> **What you have to do**:
Which lines include the word "structured"? Copy each of them.

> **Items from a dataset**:
————————

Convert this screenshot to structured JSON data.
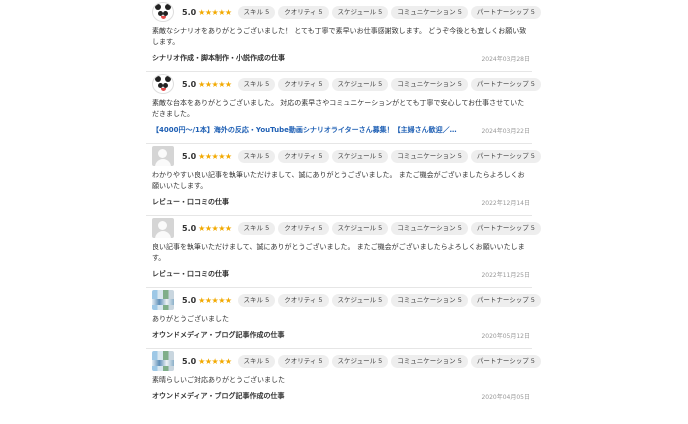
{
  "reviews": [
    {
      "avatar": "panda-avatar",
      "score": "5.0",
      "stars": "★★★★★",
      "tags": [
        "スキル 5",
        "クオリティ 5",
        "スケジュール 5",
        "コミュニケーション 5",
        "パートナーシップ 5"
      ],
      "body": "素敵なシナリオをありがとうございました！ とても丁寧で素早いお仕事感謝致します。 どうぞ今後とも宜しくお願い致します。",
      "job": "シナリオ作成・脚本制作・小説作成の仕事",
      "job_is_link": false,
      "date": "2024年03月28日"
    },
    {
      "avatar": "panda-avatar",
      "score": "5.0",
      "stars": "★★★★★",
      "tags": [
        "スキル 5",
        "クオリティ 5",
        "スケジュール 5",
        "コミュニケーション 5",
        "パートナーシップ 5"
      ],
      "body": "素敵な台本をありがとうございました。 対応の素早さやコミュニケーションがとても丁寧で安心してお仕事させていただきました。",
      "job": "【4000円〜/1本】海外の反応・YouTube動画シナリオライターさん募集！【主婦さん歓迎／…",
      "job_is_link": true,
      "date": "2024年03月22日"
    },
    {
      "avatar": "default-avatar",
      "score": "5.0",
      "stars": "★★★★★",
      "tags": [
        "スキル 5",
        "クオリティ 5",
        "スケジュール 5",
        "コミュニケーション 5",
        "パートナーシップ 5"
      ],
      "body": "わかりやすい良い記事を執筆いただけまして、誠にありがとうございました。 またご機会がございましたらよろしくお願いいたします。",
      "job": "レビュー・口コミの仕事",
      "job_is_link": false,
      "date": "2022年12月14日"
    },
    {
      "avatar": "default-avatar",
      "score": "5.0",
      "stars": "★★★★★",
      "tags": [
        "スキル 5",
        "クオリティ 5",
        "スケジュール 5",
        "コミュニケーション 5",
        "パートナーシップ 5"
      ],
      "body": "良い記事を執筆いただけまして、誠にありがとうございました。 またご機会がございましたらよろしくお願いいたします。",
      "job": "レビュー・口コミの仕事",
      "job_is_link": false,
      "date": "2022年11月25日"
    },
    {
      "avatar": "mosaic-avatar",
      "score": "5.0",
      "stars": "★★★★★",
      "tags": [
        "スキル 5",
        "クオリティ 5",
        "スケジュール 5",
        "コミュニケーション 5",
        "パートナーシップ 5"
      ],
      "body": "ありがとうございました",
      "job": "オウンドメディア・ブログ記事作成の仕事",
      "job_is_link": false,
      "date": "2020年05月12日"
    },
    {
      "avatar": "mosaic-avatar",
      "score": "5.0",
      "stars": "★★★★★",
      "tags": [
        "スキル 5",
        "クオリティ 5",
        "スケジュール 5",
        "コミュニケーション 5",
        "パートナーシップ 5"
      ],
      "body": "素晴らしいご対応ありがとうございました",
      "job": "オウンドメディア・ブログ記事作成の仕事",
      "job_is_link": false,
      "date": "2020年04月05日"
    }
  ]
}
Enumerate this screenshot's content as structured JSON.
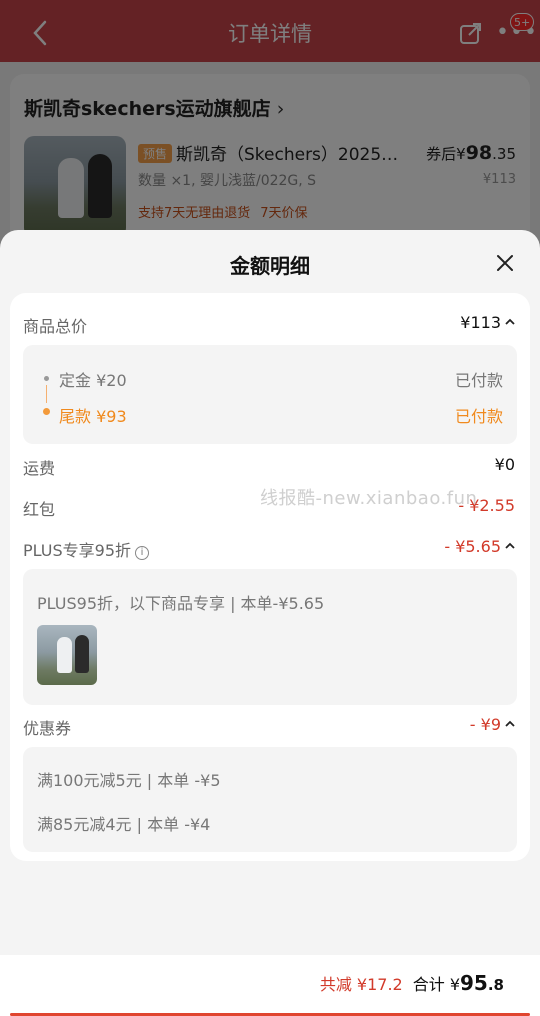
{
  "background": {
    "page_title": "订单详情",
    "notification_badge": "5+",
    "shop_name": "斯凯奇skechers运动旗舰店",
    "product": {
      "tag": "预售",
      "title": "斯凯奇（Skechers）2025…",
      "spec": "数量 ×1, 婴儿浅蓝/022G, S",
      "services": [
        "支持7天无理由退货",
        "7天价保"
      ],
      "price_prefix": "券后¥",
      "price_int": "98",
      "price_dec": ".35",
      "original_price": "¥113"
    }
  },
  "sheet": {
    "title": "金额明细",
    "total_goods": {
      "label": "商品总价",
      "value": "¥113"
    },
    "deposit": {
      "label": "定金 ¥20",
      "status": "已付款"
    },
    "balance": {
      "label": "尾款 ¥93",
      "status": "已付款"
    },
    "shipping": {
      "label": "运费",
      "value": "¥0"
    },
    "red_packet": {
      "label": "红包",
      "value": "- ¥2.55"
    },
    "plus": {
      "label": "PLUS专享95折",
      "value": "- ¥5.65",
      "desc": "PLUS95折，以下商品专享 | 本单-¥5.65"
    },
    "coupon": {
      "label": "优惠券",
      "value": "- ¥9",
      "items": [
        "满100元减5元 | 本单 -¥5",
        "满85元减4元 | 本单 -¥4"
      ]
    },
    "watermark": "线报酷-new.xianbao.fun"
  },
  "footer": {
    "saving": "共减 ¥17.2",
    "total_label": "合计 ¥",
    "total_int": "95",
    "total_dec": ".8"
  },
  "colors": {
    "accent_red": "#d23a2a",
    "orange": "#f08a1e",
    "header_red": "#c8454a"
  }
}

————————

> **Result of this task**:
Convert this screenshot to structured JSON data.
Enumerate this screenshot's content as structured JSON.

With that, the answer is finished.